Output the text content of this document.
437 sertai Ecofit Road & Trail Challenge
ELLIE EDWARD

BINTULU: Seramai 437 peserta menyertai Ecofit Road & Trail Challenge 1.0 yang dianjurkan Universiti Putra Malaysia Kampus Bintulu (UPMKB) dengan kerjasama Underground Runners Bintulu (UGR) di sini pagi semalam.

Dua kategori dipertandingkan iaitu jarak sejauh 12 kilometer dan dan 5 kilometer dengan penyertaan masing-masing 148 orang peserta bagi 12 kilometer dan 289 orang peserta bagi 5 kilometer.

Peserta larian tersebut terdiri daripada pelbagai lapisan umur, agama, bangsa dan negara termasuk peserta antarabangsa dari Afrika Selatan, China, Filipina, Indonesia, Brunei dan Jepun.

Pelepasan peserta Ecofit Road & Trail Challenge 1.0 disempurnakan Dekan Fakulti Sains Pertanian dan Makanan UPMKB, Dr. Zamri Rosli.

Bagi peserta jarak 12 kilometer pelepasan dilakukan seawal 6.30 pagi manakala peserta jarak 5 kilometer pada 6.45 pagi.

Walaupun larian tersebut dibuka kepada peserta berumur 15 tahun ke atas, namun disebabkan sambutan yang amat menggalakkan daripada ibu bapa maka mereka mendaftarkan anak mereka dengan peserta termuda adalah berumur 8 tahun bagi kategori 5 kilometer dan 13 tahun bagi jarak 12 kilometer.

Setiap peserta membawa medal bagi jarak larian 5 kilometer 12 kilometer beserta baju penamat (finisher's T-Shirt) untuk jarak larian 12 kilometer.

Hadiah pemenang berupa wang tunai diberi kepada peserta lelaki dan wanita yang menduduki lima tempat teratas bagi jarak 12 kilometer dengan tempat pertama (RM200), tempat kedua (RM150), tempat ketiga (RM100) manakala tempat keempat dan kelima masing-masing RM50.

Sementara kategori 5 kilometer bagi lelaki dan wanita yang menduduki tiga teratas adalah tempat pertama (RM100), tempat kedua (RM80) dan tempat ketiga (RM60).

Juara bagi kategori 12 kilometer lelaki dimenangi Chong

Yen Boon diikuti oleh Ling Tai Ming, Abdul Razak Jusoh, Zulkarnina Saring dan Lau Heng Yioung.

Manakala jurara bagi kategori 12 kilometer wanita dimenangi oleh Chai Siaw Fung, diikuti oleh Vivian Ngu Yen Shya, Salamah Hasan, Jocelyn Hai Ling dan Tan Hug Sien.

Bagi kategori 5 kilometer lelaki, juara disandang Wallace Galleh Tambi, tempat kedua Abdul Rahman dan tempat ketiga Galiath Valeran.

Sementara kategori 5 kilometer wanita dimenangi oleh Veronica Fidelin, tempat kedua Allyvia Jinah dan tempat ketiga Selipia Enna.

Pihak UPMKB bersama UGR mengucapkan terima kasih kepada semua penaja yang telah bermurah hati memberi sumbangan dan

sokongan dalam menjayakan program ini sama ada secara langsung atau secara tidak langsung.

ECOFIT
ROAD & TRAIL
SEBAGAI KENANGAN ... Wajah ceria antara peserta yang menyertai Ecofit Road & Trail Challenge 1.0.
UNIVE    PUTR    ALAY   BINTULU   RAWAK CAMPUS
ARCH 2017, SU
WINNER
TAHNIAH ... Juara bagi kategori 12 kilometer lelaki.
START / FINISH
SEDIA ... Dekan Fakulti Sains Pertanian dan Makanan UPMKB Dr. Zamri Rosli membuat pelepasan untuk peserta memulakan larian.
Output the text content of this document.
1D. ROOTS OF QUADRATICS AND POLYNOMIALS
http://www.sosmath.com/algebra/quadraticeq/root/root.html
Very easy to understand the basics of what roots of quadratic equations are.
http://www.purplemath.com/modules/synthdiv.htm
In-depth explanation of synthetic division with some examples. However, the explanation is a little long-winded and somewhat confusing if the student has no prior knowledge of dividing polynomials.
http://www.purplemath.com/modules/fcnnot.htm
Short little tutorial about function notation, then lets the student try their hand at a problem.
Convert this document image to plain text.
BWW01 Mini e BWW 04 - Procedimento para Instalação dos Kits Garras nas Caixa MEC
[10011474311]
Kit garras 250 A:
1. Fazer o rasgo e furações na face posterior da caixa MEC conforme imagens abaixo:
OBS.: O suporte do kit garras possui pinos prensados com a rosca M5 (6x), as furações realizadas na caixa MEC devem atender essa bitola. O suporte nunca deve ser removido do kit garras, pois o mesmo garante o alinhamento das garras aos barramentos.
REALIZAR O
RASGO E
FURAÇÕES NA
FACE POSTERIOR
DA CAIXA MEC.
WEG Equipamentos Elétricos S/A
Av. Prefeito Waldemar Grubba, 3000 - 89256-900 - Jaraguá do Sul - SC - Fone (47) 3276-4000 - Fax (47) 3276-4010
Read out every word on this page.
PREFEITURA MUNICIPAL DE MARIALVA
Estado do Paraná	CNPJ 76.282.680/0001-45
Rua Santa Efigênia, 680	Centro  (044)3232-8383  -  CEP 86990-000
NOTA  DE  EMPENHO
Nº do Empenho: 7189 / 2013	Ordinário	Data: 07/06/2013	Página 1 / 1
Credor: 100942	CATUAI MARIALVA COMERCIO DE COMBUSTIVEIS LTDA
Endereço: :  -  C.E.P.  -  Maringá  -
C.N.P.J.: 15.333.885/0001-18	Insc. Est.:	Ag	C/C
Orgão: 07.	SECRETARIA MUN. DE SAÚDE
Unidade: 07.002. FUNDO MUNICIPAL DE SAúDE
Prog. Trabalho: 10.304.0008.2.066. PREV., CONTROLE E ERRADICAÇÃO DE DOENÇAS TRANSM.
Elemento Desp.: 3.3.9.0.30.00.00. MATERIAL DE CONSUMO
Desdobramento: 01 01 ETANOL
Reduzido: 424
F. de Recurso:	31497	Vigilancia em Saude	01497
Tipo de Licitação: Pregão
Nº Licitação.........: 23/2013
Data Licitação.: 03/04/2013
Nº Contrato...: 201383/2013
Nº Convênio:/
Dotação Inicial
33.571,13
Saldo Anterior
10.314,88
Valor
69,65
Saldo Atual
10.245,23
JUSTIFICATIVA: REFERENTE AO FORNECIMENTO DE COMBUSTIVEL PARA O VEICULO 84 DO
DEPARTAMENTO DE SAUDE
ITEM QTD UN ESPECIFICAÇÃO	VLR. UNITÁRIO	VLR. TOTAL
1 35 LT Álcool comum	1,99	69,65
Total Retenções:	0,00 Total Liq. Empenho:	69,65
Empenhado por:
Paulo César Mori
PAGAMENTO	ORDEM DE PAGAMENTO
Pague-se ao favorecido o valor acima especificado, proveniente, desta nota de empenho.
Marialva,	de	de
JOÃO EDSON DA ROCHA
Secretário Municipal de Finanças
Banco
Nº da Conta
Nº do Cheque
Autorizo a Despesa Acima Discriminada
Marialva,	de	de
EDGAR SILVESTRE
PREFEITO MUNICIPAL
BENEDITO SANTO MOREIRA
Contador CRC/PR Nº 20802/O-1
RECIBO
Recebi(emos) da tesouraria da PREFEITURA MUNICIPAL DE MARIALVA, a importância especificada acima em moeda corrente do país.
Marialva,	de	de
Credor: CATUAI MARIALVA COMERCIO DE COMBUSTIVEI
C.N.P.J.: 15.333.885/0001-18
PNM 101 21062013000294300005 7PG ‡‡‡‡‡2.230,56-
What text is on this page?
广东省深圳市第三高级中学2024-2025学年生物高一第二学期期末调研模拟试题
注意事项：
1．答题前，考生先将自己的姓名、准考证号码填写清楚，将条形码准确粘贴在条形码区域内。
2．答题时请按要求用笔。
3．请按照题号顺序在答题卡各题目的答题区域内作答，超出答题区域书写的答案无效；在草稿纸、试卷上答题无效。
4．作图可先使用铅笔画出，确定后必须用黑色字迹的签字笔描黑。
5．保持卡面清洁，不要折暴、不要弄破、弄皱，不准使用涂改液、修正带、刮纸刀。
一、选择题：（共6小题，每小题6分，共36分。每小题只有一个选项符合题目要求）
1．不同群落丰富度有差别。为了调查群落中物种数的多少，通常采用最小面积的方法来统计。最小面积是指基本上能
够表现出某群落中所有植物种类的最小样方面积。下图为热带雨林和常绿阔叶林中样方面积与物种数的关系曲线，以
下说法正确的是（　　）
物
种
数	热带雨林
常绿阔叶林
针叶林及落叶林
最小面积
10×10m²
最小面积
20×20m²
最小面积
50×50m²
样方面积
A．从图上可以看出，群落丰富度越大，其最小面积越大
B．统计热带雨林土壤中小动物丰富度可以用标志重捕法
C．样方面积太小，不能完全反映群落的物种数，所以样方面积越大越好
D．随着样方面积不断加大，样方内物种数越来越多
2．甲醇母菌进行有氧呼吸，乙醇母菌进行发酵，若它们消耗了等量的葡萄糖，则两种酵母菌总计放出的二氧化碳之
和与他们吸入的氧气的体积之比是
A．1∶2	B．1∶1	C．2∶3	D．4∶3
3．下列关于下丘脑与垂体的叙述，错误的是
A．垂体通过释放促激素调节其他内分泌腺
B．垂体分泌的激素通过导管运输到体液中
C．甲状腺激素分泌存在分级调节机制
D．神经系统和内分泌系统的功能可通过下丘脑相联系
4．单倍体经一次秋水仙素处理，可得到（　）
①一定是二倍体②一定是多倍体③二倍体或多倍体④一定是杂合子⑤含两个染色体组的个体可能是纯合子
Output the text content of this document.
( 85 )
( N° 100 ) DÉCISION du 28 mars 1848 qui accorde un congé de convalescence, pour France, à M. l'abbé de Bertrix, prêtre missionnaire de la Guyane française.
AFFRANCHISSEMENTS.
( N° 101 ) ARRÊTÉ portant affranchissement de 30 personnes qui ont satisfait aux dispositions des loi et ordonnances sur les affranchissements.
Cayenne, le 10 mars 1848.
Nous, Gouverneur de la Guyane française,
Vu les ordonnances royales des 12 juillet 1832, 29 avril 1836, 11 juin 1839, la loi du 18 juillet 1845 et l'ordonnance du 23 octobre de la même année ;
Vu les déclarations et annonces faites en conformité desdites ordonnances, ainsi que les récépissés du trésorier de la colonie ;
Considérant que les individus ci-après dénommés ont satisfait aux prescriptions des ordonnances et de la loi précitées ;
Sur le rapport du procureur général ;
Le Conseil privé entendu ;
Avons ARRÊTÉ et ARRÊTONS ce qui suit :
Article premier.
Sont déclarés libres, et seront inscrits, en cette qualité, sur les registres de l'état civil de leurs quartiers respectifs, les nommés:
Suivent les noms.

★ ★ ★

Work to be completed
Above are the records. Copy every line in them holding "modules".

Full solution
http://www.purplemath.com/modules/synthdiv.htm
http://www.purplemath.com/modules/fcnnot.htm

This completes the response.